» **WHAT YOU WILL DO**: Pick out every line that holds the string "hosp" and copy it.

---+---

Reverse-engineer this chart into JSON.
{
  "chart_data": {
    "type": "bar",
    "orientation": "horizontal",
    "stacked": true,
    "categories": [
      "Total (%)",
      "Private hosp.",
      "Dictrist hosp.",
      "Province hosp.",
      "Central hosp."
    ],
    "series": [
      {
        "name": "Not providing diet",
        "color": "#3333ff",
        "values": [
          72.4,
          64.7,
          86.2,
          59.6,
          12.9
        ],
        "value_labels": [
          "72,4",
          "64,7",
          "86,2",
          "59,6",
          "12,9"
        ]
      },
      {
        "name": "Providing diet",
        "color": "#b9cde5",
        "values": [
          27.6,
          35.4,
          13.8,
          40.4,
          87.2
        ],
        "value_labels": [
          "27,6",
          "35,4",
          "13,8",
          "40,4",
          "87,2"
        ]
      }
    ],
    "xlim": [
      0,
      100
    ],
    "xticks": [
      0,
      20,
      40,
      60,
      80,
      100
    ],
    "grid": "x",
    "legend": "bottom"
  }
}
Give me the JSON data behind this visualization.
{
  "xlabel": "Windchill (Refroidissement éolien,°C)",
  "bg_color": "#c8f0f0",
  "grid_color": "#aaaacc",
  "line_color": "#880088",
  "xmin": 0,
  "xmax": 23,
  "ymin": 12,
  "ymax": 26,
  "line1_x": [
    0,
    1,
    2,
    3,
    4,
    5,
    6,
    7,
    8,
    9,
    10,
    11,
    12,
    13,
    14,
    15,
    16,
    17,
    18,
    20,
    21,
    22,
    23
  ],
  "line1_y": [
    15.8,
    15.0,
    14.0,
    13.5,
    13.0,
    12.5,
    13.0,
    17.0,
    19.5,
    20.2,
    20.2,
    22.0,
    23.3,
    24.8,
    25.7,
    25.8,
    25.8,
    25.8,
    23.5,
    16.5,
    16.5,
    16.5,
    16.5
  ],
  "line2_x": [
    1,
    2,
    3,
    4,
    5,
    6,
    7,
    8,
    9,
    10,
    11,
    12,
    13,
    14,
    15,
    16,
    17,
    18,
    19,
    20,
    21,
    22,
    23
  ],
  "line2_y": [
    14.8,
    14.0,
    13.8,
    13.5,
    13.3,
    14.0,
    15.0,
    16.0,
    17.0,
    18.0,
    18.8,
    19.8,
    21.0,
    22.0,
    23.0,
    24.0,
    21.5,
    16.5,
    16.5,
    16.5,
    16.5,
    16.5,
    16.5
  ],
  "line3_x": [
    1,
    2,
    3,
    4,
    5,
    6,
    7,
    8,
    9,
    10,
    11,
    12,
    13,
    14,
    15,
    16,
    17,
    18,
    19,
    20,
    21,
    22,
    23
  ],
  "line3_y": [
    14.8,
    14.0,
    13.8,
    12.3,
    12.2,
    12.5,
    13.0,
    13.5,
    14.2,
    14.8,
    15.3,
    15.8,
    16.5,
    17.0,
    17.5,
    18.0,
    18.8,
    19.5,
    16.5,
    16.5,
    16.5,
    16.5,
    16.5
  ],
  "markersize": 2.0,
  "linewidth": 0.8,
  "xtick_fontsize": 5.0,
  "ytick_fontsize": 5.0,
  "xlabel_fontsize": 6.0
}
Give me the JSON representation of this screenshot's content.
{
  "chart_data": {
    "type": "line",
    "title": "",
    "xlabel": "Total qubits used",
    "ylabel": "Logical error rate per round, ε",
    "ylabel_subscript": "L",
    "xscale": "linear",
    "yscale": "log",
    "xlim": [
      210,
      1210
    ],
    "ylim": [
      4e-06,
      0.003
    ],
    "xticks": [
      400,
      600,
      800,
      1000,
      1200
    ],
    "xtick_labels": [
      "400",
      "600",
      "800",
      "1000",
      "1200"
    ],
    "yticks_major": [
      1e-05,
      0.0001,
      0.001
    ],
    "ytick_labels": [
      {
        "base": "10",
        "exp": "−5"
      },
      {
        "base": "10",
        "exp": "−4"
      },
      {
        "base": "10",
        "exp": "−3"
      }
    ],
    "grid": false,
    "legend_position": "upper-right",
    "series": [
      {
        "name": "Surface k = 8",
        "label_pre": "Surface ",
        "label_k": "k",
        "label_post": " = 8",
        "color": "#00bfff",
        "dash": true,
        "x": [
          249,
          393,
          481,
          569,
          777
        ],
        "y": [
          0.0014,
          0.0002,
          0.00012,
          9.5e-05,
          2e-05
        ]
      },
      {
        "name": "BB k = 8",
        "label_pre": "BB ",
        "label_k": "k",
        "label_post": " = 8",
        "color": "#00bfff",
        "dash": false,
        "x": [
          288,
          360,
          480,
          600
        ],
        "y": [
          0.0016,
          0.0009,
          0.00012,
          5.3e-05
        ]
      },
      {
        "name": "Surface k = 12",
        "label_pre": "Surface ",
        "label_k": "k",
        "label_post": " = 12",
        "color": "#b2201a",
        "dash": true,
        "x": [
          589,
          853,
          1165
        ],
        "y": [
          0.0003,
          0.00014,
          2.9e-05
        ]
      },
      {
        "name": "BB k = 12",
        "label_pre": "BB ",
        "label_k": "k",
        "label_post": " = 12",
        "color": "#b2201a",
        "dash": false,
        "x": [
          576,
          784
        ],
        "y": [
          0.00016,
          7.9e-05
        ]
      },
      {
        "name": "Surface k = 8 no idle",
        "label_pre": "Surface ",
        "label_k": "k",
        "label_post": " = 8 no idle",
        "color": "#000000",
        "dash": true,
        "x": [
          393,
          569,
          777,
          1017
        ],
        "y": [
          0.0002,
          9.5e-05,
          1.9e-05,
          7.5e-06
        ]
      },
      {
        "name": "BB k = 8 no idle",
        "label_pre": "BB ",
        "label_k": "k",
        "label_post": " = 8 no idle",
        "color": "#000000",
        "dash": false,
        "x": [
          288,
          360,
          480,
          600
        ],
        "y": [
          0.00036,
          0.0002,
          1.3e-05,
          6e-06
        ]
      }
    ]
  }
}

---+---

» **WRITTEN RESPONSE**:
      "Private hosp.",
      "Dictrist hosp.",
      "Province hosp.",
      "Central hosp."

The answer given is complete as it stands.